TO DO:
(1) Answer these questions from the passage below on American poverty and opportunity:
(a) What were the child poverty rates for 2006 and for last year?
(b) In which two regions did real median household income decrease or stagnate, and which did each do?
(c) Which country is the United States tied with as the most stratified developed nation?
(2) Extend the passage below on American poverty and opportunity, picking up after its final sentence.

THE FADING fruit for American workers is now a familiar Labor Day lament. The US Census Bureau's annual income report says that poverty rates did not budge in 2007 - and this was before the full impact of the foreclosure crisis. While there were slight increases in some areas, real median household income decreased in the Northeast and stagnated in the West. Child poverty continues to creep upward, from 17.4 percent in 2006 to 18 percent last year.
These numbers suggest a nation that needs to face facts. Politicians often say opportunity is greater in America than anywhere else. At the Democratic convention last week, Governor Patrick recalled his own story of uplift. "And though that story is still not told as often as we'd like," he said, "it's told more often in this country than any other place on earth." Yet the United States is now tied with the United Kingdom as the most stratified developed nation.

SOURCE EXCERPT:
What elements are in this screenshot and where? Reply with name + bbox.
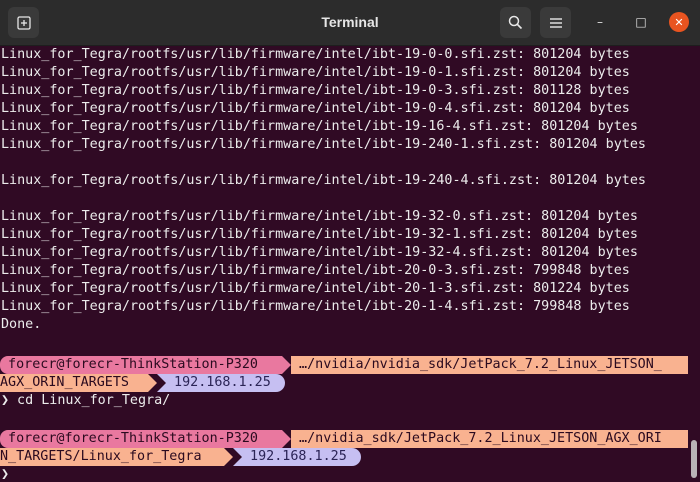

SOLVED PROBLEMS:
(1)
(a) 17.4 percent in 2006 and 18 percent last year.
(b) It decreased in the Northeast and stagnated in the West.
(c) The United Kingdom.

(2)
Few barometers should motivate the next president more than the ongoing Pew Economic Mobility Project. In an intergenerational comparison to see whether individuals' incomes are tied more to their own hard work or their parents' status, Pew found that Germans have 1.5 times more economic mobility than Americans or the British. Canadians have nearly 2.5 times more and Danes 3 times more.
And Pew found that in comparing American men ages 30-39 in 1974 with those of the same age in 2004, personal income adjusted for inflation dropped from $40,210 to $35,000. "This suggests the up-escalator that has historically ensured that each generation would do better than the last may not be working very well," the report noted.
The next president has to display the courage to say the greatest nation on earth now has a down-escalator - and to find ways to reverse direction.![]()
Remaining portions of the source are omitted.